TO DO:
Quote every one of the following lines verbatim, with nothing changed.

(Region annotation records)
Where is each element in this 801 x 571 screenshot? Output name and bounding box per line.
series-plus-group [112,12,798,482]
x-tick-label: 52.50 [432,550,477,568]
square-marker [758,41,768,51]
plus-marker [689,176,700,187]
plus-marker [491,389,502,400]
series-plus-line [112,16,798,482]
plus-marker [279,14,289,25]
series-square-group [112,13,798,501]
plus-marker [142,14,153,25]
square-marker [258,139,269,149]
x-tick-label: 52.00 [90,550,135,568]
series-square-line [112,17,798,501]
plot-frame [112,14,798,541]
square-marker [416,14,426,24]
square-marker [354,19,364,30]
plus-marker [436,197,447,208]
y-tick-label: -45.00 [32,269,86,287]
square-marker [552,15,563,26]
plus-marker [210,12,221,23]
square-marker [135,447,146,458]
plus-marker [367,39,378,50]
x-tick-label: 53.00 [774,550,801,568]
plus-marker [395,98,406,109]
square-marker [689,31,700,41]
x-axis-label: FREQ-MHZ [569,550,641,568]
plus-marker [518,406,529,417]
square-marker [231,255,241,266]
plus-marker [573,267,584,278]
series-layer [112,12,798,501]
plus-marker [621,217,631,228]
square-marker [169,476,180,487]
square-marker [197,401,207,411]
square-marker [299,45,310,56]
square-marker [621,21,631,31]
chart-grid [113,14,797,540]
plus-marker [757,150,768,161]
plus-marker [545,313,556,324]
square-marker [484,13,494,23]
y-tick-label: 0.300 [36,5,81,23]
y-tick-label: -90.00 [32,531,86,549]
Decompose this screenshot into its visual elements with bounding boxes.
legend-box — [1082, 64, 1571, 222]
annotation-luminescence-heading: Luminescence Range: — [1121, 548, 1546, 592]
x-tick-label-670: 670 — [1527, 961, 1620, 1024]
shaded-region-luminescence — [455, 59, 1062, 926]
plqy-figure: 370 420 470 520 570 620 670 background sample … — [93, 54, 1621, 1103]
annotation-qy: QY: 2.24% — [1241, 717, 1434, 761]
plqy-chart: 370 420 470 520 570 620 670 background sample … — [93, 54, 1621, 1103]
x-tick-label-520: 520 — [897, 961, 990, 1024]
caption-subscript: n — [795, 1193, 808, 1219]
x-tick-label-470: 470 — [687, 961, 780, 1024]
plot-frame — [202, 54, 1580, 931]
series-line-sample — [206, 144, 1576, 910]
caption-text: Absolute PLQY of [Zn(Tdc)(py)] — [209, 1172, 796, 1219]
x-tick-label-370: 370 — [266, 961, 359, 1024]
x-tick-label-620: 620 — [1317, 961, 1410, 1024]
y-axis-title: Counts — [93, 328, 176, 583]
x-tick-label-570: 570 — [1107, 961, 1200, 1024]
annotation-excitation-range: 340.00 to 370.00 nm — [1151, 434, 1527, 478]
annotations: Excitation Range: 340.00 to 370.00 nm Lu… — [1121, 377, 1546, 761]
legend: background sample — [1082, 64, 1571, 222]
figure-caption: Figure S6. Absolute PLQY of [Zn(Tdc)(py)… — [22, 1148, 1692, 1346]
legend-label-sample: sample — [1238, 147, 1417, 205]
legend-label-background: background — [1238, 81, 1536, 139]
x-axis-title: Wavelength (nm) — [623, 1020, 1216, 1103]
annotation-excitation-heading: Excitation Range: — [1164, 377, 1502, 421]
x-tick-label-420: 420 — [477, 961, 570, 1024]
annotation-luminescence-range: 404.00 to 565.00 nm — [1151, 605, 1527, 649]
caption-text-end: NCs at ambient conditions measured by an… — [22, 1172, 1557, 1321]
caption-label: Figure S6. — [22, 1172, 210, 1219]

TASK OUTPUT:
Where is each element in this 801 x 571 screenshot? Output name and bounding box per line.
series-plus-group [112,12,798,482]
x-tick-label: 52.50 [432,550,477,568]
square-marker [758,41,768,51]
plus-marker [689,176,700,187]
plus-marker [491,389,502,400]
series-plus-line [112,16,798,482]
plus-marker [279,14,289,25]
series-square-group [112,13,798,501]
plus-marker [142,14,153,25]
square-marker [258,139,269,149]
x-tick-label: 52.00 [90,550,135,568]
series-square-line [112,17,798,501]
plot-frame [112,14,798,541]
square-marker [416,14,426,24]
square-marker [354,19,364,30]
plus-marker [436,197,447,208]
y-tick-label: -45.00 [32,269,86,287]
square-marker [552,15,563,26]
plus-marker [210,12,221,23]
square-marker [135,447,146,458]
plus-marker [367,39,378,50]
x-tick-label: 53.00 [774,550,801,568]
plus-marker [395,98,406,109]
square-marker [689,31,700,41]
x-axis-label: FREQ-MHZ [569,550,641,568]
plus-marker [518,406,529,417]
square-marker [231,255,241,266]
plus-marker [573,267,584,278]
series-layer [112,12,798,501]
plus-marker [621,217,631,228]
square-marker [169,476,180,487]
square-marker [197,401,207,411]
square-marker [299,45,310,56]
square-marker [621,21,631,31]
chart-grid [113,14,797,540]
plus-marker [757,150,768,161]
plus-marker [545,313,556,324]
square-marker [484,13,494,23]
y-tick-label: 0.300 [36,5,81,23]
y-tick-label: -90.00 [32,531,86,549]
Decompose this screenshot into its visual elements with bounding boxes.
legend-box — [1082, 64, 1571, 222]
annotation-luminescence-heading: Luminescence Range: — [1121, 548, 1546, 592]
x-tick-label-670: 670 — [1527, 961, 1620, 1024]
shaded-region-luminescence — [455, 59, 1062, 926]
plqy-figure: 370 420 470 520 570 620 670 background sample … — [93, 54, 1621, 1103]
annotation-qy: QY: 2.24% — [1241, 717, 1434, 761]
plqy-chart: 370 420 470 520 570 620 670 background sample … — [93, 54, 1621, 1103]
x-tick-label-520: 520 — [897, 961, 990, 1024]
caption-subscript: n — [795, 1193, 808, 1219]
x-tick-label-470: 470 — [687, 961, 780, 1024]
plot-frame — [202, 54, 1580, 931]
series-line-sample — [206, 144, 1576, 910]
caption-text: Absolute PLQY of [Zn(Tdc)(py)] — [209, 1172, 796, 1219]
x-tick-label-370: 370 — [266, 961, 359, 1024]
x-tick-label-620: 620 — [1317, 961, 1410, 1024]
y-axis-title: Counts — [93, 328, 176, 583]
x-tick-label-570: 570 — [1107, 961, 1200, 1024]
annotation-excitation-range: 340.00 to 370.00 nm — [1151, 434, 1527, 478]
annotations: Excitation Range: 340.00 to 370.00 nm Lu… — [1121, 377, 1546, 761]
legend: background sample — [1082, 64, 1571, 222]
figure-caption: Figure S6. Absolute PLQY of [Zn(Tdc)(py)… — [22, 1148, 1692, 1346]
legend-label-sample: sample — [1238, 147, 1417, 205]
legend-label-background: background — [1238, 81, 1536, 139]
x-axis-title: Wavelength (nm) — [623, 1020, 1216, 1103]
annotation-excitation-heading: Excitation Range: — [1164, 377, 1502, 421]
x-tick-label-420: 420 — [477, 961, 570, 1024]
annotation-luminescence-range: 404.00 to 565.00 nm — [1151, 605, 1527, 649]
caption-text-end: NCs at ambient conditions measured by an… — [22, 1172, 1557, 1321]
caption-label: Figure S6. — [22, 1172, 210, 1219]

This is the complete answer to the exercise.